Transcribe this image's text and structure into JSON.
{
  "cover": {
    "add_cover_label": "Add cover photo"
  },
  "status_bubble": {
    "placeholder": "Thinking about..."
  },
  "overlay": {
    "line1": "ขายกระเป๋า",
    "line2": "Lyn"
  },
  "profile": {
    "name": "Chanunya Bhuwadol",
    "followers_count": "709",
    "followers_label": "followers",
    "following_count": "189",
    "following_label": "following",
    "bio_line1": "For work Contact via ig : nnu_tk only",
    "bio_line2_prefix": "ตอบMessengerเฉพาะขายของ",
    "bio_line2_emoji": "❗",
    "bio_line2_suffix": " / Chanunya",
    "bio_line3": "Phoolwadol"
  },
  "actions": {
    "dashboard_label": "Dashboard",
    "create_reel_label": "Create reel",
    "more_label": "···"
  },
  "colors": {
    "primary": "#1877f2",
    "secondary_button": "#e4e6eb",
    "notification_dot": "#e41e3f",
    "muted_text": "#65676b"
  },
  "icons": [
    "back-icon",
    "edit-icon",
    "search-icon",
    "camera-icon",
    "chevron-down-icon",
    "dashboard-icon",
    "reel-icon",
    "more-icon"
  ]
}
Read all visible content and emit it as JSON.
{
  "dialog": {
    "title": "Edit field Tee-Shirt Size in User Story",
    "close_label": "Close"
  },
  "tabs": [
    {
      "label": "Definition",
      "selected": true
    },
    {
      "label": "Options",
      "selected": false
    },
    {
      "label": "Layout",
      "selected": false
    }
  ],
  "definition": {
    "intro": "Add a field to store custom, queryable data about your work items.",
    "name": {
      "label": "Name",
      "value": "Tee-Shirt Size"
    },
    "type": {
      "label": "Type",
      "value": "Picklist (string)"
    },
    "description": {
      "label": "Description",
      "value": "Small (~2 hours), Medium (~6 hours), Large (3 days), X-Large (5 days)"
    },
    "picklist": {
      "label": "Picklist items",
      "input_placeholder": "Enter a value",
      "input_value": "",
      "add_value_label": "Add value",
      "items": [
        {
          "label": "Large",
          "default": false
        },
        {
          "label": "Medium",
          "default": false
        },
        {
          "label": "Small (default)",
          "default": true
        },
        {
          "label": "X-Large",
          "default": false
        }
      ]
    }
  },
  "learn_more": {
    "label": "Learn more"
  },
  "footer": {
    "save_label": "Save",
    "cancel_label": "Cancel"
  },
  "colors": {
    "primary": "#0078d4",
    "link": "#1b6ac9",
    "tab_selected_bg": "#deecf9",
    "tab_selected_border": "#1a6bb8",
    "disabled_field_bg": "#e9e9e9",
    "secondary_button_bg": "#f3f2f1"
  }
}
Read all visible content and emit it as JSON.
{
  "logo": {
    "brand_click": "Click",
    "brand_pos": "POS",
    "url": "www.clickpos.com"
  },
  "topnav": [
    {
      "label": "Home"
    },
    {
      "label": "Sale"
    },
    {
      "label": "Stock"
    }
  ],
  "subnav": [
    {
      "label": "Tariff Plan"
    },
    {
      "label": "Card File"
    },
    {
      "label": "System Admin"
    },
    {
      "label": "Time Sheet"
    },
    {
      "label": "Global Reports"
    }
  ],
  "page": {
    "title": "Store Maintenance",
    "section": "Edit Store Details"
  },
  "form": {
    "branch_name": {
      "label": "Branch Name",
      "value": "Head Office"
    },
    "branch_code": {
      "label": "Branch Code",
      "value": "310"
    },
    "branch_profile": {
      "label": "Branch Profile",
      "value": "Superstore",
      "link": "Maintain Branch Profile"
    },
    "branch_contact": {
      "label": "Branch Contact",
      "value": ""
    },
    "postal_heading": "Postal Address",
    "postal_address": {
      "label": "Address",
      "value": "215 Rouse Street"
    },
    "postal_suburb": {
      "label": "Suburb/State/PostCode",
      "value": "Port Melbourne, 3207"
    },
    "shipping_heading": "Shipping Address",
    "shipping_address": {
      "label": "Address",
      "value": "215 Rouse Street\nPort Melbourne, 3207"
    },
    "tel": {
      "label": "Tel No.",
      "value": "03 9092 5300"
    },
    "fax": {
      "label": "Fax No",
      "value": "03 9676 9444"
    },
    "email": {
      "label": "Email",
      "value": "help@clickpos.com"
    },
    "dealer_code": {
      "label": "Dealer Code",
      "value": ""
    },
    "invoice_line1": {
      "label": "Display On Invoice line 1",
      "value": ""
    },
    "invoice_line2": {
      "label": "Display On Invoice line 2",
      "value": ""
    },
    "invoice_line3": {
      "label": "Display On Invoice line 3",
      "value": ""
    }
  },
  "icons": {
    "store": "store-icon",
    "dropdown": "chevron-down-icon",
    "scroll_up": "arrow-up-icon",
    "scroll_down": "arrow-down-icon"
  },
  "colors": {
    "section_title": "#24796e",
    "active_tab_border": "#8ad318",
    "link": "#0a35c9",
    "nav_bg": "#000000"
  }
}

● Requirements
Pull out all lines of the data with the string "down".

● Full answer
    "chevron-down-icon",
    "dropdown": "chevron-down-icon",
    "scroll_down": "arrow-down-icon"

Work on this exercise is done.